[Stored records]
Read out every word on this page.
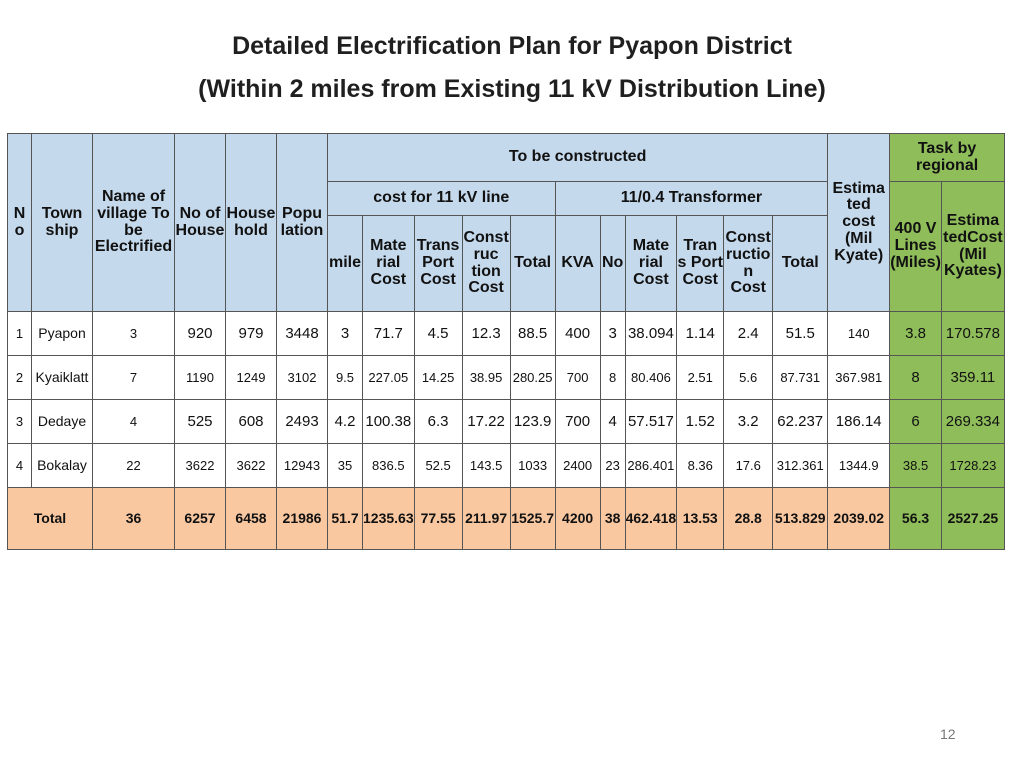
Detailed Electrification Plan for Pyapon District
(Within 2 miles from Existing 11 kV Distribution Line)
N o	Town ship	Name of village To be Electrified	No of House	House hold	Popu lation	To be constructed											Estima ted cost (Mil Kyate)	Task by regional	
						cost for 11 kV line					11/0.4 Transformer							400 V Lines (Miles)	Estima tedCost (Mil Kyates)
						mile	Mate rial Cost	Trans Port Cost	Const ruc tion Cost	Total	KVA	No	Mate rial Cost	Tran s Port Cost	Const ructio n Cost	Total			
1	Pyapon	3	920	979	3448	3	71.7	4.5	12.3	88.5	400	3	38.094	1.14	2.4	51.5	140	3.8	170.578
2	Kyaiklatt	7	1190	1249	3102	9.5	227.05	14.25	38.95	280.25	700	8	80.406	2.51	5.6	87.731	367.981	8	359.11
3	Dedaye	4	525	608	2493	4.2	100.38	6.3	17.22	123.9	700	4	57.517	1.52	3.2	62.237	186.14	6	269.334
4	Bokalay	22	3622	3622	12943	35	836.5	52.5	143.5	1033	2400	23	286.401	8.36	17.6	312.361	1344.9	38.5	1728.23
Total		36	6257	6458	21986	51.7	1235.63	77.55	211.97	1525.7	4200	38	462.418	13.53	28.8	513.829	2039.02	56.3	2527.25
12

[Given problem] State the number of lines in the records that contain the string "Estima", and nothing more.

[Output] 2